## [Aufgabe a]
Schreiben Sie den Abschnitt aus dem Porträt über Marcell Jansen wortgetreu ab, beginnend bei "Training beim HSV: Es" und endend bei "nicht aufhalten lassen.".

## [Textausschnitt]
========================

PORTRÄT
Karriereende mit 29
Marcell Jansen hat aufgehört, nachdem der Hamburger SV seinen Vertrag nicht verlängerte. Woanders wolle er nicht mehr spielen, sagte der ehemalige Nationalspieler: Es gibt wenige Fußballprofis, die einen so ehrlichen und kritischen Umgang mit ihrer Branche und ihrem Status pflegen wie der ehemalige HSV-Profi. Ein Portät von Rainer Schäfer, das im Buch „Die Fußball-Nationalmannschaft. Auf der Spur zum Erfolg" erschienen ist.

 

Marcell JansenEines seiner letzten Spiele als Profifußballer: Marcell Jansen.mit dem Hamburger SV im Mai 2015 gegen den SC Freiburg. Foto Pixathlon

 

Training beim HSV: Es dauert nicht lange, bis Torhüter Frank Rost zu schimpfen anfängt. Irgendetwas ist nicht so, wie er sich das vorstellt. Das kommt öfter vor, die HSV-Profis trainieren weiter und tun so, als ob sie nichts gehört hätten. Nur einer meckert zurück und gibt Widerworte, es ist Marcell Jansen. „Komm doch her mit deiner großen Klappe“, kontert der Nationalspieler. Trainer Armin Veh muss dazwischen gehen und die beiden Streithähne trennen. Dem äußerst meinungsstarken Rost zu widersprechen, das trauen sich nicht viele unter den HSV-Profis. Marcell Jansen aber macht keinen Hehl aus seinen Gedanken. Wenn er loslegt in seiner unbekümmerten niederrheinischen Art, dann erinnert das an eines seiner Soli auf der linken Seite. Die zieht er durch mit dem Grundsatz: Durchgehen bis zur Grundlinie und sich dabei nur nicht aufhalten lassen.

========================

## [Aufgabe b]
Aktualisieren Sie in der Auflistung die Zeilen, beginnend mit der Zeile, die "- edge-rbsn-pgap5: [277, 255, 345, 455]" enthält, und endend mit der Zeile, die "- node-label: PIGU: [261, 452, 295, 468]" enthält, indem Sie "edge-weight-label" durch "edge-weight-tag" ersetzen. Geben Sie nur diese Zeilen aus und lassen Sie alles andere unverändert.

Gespeicherte Einträge
========================

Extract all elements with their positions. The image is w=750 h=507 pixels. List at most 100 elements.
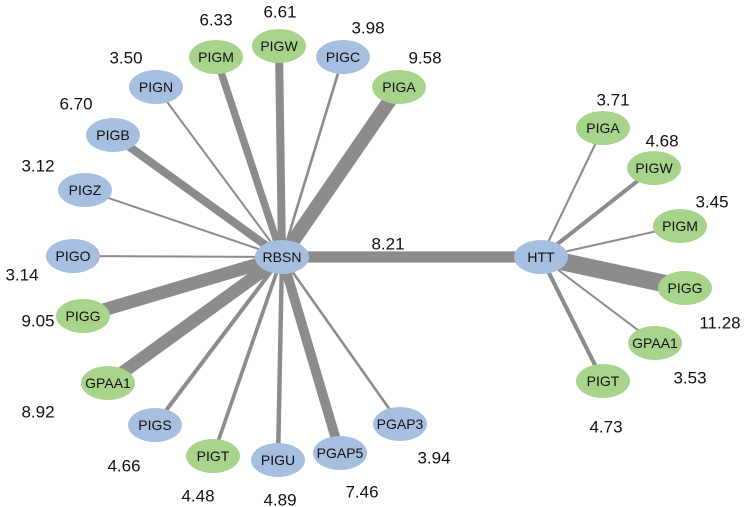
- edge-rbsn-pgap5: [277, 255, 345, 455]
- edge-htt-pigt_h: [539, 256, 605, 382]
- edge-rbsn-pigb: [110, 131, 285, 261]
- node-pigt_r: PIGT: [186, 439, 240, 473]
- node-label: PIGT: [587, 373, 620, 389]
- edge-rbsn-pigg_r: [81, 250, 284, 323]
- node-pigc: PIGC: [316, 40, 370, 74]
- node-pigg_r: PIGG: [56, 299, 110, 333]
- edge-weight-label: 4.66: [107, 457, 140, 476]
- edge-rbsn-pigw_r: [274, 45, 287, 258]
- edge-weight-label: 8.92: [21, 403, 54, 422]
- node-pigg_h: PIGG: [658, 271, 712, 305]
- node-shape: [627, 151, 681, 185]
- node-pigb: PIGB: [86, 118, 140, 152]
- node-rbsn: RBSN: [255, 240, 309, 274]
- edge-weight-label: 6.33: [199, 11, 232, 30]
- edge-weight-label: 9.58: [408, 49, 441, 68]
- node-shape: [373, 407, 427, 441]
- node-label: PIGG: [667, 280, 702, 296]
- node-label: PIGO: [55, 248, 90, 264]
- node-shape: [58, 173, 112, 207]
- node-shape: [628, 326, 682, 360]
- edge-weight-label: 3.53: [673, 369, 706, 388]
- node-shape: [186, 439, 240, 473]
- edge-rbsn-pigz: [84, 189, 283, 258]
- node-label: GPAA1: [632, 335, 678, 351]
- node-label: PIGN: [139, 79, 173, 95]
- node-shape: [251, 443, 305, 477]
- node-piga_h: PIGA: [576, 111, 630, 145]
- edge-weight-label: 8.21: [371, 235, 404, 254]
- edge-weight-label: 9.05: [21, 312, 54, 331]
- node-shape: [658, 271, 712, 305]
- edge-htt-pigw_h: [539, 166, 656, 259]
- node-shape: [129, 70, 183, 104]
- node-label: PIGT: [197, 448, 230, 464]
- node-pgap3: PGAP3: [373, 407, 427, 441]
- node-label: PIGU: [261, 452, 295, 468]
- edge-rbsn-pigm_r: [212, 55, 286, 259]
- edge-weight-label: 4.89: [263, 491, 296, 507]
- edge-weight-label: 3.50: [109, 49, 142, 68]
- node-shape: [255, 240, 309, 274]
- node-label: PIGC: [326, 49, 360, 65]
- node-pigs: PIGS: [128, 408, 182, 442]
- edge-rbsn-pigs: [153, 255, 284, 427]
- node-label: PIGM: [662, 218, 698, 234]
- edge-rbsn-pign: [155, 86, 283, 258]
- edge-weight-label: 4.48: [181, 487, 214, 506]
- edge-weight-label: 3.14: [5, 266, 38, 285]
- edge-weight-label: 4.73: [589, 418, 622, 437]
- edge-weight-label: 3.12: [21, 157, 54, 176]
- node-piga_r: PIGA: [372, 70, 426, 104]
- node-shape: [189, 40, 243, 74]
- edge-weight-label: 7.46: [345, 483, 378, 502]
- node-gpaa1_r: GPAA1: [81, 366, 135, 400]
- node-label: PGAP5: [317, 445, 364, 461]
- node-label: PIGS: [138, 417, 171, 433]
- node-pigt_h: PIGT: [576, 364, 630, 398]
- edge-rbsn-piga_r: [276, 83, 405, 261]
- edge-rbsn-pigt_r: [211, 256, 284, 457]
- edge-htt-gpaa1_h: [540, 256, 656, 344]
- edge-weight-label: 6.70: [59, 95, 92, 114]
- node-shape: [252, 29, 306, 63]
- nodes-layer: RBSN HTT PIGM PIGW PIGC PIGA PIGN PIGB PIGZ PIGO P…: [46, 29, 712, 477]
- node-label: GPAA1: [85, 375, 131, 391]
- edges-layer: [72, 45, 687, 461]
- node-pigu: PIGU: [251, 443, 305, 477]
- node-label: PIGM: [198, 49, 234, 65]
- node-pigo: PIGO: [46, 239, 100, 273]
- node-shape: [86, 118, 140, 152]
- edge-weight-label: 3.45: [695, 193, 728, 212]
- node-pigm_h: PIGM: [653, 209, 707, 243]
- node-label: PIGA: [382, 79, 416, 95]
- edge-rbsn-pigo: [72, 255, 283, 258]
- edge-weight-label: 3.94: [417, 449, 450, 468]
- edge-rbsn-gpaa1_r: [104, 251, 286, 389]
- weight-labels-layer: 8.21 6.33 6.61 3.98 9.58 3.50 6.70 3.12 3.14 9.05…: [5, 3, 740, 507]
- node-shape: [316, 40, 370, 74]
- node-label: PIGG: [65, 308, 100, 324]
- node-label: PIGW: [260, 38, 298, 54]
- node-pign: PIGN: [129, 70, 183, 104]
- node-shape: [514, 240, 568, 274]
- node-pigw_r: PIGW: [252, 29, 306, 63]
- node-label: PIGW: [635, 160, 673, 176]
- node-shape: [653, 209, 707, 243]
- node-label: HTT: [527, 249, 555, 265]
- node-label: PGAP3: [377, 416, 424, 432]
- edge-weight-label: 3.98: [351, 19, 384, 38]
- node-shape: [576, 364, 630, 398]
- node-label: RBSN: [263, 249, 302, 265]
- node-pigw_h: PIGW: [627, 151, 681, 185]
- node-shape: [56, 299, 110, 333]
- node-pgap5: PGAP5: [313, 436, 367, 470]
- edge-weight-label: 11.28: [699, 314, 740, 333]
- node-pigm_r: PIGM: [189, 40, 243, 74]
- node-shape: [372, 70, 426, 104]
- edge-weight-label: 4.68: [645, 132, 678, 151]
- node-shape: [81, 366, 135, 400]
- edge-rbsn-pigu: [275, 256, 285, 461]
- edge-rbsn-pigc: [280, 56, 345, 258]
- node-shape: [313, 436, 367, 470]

========================

## [Lösung a]
Training beim HSV: Es dauert nicht lange, bis Torhüter Frank Rost zu schimpfen anfängt. Irgendetwas ist nicht so, wie er sich das vorstellt. Das kommt öfter vor, die HSV-Profis trainieren weiter und tun so, als ob sie nichts gehört hätten. Nur einer meckert zurück und gibt Widerworte, es ist Marcell Jansen. „Komm doch her mit deiner großen Klappe“, kontert der Nationalspieler. Trainer Armin Veh muss dazwischen gehen und die beiden Streithähne trennen. Dem äußerst meinungsstarken Rost zu widersprechen, das trauen sich nicht viele unter den HSV-Profis. Marcell Jansen aber macht keinen Hehl aus seinen Gedanken. Wenn er loslegt in seiner unbekümmerten niederrheinischen Art, dann erinnert das an eines seiner Soli auf der linken Seite. Die zieht er durch mit dem Grundsatz: Durchgehen bis zur Grundlinie und sich dabei nur nicht aufhalten lassen.

## [Lösung b]
- edge-rbsn-pgap5: [277, 255, 345, 455]
- edge-htt-pigt_h: [539, 256, 605, 382]
- edge-rbsn-pigb: [110, 131, 285, 261]
- node-pigt_r: PIGT: [186, 439, 240, 473]
- node-label: PIGT: [587, 373, 620, 389]
- edge-rbsn-pigg_r: [81, 250, 284, 323]
- node-pigc: PIGC: [316, 40, 370, 74]
- node-pigg_r: PIGG: [56, 299, 110, 333]
- edge-weight-tag: 4.66: [107, 457, 140, 476]
- edge-rbsn-pigw_r: [274, 45, 287, 258]
- edge-weight-tag: 8.92: [21, 403, 54, 422]
- node-pigg_h: PIGG: [658, 271, 712, 305]
- node-shape: [627, 151, 681, 185]
- node-pigb: PIGB: [86, 118, 140, 152]
- node-rbsn: RBSN: [255, 240, 309, 274]
- edge-weight-tag: 6.33: [199, 11, 232, 30]
- edge-weight-tag: 9.58: [408, 49, 441, 68]
- node-shape: [373, 407, 427, 441]
- node-label: PIGG: [667, 280, 702, 296]
- node-label: PIGO: [55, 248, 90, 264]
- node-shape: [58, 173, 112, 207]
- node-shape: [628, 326, 682, 360]
- edge-weight-tag: 3.53: [673, 369, 706, 388]
- node-shape: [186, 439, 240, 473]
- edge-rbsn-pigz: [84, 189, 283, 258]
- node-label: GPAA1: [632, 335, 678, 351]
- node-label: PIGN: [139, 79, 173, 95]
- node-shape: [251, 443, 305, 477]
- node-piga_h: PIGA: [576, 111, 630, 145]
- edge-weight-tag: 8.21: [371, 235, 404, 254]
- edge-weight-tag: 9.05: [21, 312, 54, 331]
- node-shape: [658, 271, 712, 305]
- edge-htt-pigw_h: [539, 166, 656, 259]
- node-shape: [129, 70, 183, 104]
- node-label: PIGT: [197, 448, 230, 464]
- node-pgap3: PGAP3: [373, 407, 427, 441]
- node-label: PIGU: [261, 452, 295, 468]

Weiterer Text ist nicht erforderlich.